Please work out how many lines in the material contain "with" and give only that figure.

Provided data
------------------------------------------------

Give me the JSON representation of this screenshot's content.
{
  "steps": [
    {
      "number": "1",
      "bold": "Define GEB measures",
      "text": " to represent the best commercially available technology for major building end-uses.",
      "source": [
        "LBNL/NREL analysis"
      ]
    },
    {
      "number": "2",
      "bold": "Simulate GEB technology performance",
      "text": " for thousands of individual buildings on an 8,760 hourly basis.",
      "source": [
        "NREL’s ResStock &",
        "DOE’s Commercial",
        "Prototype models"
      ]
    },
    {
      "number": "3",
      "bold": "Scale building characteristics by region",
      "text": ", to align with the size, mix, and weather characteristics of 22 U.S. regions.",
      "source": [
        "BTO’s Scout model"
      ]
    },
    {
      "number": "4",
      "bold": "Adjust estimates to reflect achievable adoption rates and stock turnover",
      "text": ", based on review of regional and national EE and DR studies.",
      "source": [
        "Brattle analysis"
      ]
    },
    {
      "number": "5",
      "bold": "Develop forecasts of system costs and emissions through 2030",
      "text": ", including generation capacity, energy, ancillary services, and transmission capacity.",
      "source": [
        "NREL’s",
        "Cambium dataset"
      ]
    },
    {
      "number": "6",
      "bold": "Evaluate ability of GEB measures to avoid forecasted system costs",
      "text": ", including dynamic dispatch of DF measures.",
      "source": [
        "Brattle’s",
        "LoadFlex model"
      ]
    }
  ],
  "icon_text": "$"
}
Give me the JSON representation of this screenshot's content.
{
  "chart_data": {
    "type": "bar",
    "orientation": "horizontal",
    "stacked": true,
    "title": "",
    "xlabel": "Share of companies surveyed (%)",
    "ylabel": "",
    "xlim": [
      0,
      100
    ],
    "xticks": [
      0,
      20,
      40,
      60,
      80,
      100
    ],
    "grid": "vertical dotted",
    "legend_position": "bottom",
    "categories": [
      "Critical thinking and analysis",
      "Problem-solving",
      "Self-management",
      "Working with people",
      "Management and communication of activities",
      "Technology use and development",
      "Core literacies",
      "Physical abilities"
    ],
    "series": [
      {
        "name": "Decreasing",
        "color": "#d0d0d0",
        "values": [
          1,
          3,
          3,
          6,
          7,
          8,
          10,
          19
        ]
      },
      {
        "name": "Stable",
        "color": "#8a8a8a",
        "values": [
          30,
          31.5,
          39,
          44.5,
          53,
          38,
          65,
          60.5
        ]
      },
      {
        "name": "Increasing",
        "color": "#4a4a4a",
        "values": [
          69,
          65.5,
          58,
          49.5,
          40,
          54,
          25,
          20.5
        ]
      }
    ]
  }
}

------------------------------------------------

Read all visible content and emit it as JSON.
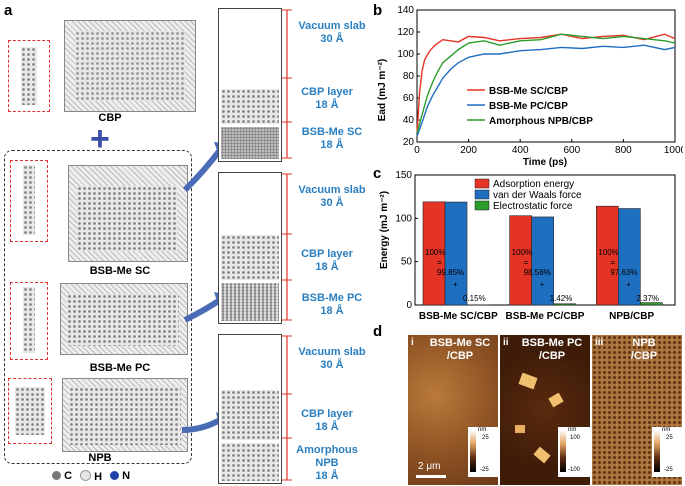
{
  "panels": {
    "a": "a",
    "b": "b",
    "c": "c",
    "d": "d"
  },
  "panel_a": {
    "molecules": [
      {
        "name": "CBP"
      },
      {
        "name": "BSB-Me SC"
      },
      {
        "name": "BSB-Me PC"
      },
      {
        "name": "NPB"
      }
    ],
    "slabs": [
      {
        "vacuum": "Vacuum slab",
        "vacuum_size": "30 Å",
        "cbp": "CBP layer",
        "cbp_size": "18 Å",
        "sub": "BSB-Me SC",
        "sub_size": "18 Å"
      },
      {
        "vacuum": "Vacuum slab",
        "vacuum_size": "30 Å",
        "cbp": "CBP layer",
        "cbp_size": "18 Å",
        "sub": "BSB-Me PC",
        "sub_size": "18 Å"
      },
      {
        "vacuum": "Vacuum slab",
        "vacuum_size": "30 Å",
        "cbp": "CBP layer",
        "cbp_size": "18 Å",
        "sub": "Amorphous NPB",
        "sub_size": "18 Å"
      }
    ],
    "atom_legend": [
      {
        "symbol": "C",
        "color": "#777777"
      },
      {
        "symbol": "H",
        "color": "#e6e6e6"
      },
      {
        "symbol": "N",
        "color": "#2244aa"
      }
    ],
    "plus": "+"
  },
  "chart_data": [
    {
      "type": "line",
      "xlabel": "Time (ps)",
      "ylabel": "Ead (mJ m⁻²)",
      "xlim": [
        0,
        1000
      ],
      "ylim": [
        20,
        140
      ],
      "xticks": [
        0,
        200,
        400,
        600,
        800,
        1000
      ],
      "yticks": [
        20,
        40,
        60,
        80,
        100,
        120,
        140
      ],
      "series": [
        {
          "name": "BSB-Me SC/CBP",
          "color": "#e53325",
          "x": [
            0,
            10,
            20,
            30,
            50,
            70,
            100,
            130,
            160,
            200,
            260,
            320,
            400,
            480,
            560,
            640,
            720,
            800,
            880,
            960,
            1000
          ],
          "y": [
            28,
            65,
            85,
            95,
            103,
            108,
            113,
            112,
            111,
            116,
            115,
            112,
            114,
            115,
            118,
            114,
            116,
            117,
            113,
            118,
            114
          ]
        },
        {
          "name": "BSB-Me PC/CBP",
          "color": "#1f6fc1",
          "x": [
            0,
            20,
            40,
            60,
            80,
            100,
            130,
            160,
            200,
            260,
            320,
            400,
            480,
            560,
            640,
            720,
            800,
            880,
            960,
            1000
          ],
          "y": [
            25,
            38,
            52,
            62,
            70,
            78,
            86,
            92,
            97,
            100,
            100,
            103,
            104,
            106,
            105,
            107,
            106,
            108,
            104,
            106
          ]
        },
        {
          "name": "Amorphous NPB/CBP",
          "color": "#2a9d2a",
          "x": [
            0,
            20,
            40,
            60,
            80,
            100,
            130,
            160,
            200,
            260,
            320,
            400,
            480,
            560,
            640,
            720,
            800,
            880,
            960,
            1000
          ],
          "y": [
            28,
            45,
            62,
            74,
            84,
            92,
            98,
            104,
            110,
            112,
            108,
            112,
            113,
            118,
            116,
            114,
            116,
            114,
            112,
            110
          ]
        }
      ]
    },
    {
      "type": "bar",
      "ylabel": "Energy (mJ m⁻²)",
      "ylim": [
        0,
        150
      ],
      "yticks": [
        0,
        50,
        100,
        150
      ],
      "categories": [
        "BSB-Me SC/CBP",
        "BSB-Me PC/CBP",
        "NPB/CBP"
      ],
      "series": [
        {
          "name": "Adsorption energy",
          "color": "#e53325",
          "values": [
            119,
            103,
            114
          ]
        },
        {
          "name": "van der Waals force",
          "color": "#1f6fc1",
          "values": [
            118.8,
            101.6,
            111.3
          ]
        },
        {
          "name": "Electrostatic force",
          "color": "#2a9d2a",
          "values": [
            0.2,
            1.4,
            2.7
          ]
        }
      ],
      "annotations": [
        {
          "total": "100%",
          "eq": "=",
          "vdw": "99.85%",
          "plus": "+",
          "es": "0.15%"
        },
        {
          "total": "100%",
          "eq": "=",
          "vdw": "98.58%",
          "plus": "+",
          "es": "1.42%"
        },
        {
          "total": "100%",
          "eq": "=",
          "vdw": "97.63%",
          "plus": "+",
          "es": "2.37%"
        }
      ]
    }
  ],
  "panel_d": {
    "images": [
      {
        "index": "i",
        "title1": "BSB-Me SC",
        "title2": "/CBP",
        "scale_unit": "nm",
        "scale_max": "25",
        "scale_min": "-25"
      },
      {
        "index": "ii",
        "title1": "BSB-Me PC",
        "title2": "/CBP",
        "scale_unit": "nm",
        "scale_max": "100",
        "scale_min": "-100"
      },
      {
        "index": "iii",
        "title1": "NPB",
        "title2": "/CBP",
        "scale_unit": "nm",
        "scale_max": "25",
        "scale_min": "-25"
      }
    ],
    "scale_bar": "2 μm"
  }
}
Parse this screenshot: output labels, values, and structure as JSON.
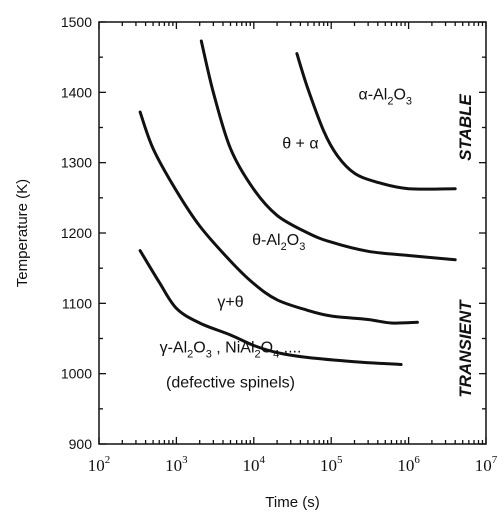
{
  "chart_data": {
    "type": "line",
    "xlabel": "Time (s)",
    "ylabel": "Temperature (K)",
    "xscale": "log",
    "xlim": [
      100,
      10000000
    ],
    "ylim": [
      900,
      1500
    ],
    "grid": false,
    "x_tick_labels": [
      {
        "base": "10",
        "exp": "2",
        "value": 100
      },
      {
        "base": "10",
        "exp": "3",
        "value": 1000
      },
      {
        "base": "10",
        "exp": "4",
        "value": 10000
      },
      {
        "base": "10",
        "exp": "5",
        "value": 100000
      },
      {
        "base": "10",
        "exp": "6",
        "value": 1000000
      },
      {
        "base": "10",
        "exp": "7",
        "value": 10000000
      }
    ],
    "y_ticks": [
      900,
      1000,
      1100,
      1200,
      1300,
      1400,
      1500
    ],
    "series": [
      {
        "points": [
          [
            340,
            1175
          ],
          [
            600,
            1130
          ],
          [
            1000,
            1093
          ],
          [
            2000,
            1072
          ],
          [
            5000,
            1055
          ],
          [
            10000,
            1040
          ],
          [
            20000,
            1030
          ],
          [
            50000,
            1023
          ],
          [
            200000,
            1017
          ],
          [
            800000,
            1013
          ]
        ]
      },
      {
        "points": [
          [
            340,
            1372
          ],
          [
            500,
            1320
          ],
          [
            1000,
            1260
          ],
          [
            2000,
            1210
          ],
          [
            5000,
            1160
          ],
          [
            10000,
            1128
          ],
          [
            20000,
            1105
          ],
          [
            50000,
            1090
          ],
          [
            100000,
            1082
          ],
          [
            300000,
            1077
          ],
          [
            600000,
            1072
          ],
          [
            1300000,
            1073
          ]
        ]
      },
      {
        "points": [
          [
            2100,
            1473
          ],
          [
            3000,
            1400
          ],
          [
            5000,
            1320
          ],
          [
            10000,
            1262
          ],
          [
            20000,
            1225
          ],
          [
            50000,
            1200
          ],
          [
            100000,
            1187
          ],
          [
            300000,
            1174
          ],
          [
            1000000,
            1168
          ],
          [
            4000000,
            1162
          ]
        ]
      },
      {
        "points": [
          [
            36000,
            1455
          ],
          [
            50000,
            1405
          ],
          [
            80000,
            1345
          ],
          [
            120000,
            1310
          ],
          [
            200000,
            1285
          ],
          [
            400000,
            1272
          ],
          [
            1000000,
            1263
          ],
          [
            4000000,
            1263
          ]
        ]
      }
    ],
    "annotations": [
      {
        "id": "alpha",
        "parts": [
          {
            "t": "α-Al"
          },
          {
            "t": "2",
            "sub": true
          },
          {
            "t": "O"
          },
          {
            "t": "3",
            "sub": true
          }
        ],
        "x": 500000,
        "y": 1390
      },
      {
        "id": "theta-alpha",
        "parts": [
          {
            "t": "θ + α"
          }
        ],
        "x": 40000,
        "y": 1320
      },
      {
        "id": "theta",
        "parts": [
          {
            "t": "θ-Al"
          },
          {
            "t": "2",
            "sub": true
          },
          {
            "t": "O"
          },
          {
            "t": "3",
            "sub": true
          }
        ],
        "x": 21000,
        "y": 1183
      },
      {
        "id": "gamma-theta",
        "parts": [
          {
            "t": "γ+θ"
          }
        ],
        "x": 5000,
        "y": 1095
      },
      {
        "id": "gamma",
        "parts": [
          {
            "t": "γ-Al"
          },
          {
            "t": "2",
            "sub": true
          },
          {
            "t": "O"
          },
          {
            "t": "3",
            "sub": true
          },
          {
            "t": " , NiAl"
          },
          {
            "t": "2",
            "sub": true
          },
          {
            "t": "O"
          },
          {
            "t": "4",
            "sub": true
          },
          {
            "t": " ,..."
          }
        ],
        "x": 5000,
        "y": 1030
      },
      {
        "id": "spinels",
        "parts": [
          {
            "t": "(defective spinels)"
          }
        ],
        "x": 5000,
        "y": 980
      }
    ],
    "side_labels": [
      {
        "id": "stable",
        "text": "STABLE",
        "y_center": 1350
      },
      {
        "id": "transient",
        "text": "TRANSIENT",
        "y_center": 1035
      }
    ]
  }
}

------------------------------------------------

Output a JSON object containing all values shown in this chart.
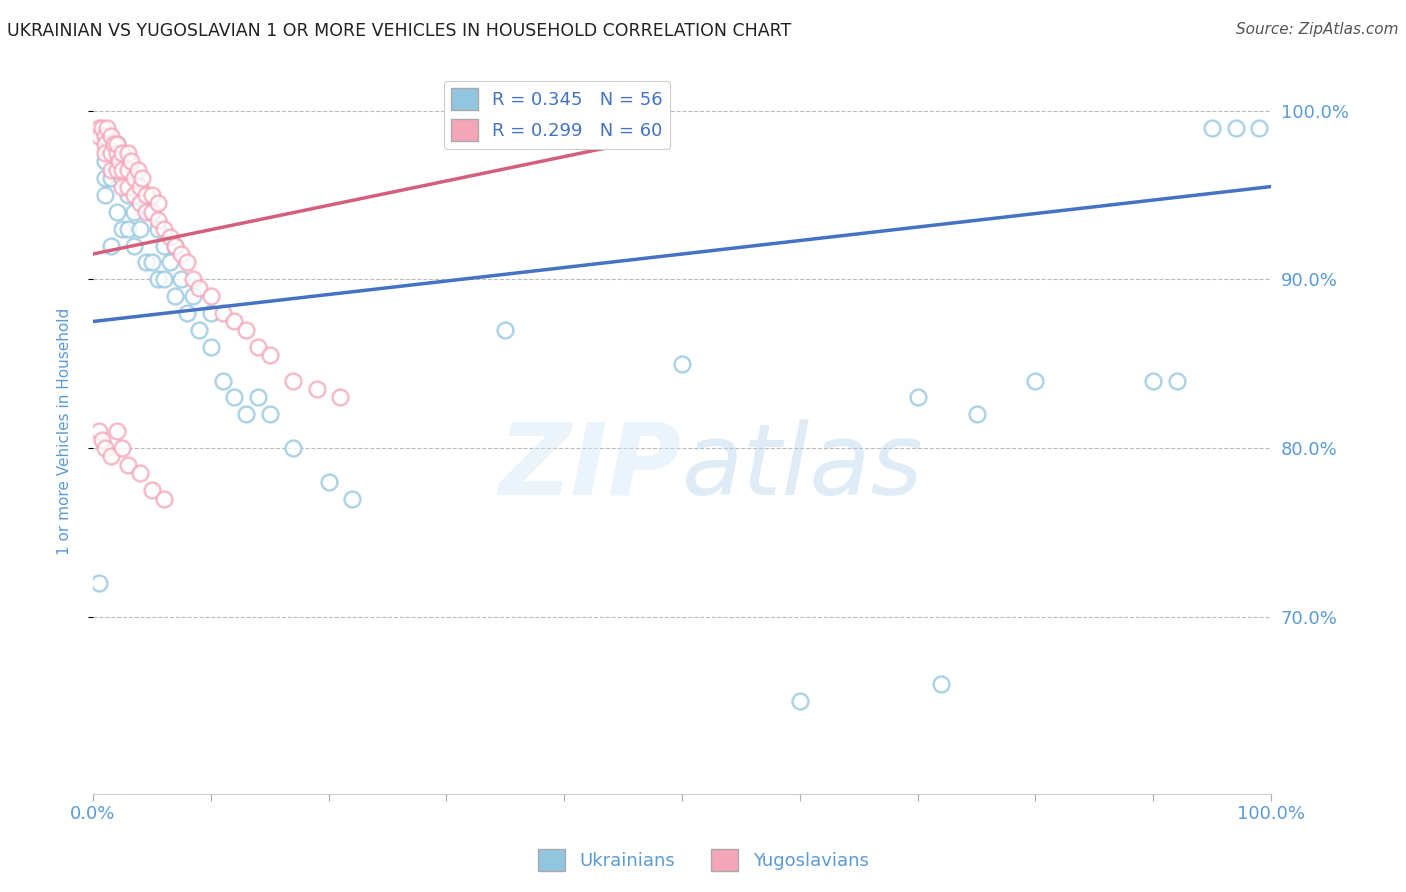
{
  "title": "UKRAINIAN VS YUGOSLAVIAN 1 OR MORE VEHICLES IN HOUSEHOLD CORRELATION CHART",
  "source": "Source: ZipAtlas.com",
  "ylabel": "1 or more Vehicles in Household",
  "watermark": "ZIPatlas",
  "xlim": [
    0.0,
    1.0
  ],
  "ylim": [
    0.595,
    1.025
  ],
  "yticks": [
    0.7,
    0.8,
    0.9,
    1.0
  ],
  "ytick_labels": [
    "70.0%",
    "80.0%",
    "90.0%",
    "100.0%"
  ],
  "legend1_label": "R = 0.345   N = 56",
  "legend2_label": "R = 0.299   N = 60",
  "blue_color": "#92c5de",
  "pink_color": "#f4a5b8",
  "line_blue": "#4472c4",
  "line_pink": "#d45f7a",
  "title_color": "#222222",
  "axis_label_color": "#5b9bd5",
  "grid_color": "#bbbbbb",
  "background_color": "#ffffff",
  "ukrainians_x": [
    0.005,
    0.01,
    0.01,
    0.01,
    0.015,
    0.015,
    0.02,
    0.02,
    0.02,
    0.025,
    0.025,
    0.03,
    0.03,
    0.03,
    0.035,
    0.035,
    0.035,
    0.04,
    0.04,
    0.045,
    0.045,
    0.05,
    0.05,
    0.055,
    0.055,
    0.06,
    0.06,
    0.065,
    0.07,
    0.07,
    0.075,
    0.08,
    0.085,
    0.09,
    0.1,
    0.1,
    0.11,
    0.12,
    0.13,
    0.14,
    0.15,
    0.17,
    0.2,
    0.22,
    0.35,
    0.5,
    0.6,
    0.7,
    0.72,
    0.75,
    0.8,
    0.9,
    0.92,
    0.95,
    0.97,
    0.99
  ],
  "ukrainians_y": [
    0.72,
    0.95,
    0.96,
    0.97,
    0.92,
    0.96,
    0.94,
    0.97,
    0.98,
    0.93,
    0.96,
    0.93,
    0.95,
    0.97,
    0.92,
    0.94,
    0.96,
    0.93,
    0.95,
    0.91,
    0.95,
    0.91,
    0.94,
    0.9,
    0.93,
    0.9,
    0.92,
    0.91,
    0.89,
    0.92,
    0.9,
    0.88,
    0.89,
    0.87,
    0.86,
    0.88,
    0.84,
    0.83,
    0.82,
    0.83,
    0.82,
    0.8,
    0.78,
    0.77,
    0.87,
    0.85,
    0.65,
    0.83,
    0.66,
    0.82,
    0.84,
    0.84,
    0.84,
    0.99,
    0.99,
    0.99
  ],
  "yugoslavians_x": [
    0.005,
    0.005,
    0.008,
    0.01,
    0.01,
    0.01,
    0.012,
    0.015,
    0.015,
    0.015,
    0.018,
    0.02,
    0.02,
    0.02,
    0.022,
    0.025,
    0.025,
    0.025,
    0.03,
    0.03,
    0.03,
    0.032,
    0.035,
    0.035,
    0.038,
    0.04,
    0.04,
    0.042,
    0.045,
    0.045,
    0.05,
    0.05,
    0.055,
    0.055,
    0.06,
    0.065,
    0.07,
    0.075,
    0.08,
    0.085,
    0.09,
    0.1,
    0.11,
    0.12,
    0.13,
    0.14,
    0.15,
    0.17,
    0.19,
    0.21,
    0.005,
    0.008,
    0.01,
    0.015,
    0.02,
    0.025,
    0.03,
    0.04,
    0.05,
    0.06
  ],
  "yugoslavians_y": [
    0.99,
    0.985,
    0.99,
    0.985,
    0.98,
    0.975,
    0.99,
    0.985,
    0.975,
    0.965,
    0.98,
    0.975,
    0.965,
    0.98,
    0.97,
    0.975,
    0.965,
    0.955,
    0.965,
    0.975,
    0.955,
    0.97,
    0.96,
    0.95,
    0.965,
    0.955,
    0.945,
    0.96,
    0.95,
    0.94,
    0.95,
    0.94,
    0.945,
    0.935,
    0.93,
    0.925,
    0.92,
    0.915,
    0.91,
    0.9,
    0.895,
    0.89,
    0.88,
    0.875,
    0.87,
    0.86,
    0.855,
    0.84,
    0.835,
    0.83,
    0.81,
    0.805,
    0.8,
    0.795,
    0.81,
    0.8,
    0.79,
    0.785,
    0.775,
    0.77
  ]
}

------------------------------------------------

Task solution
2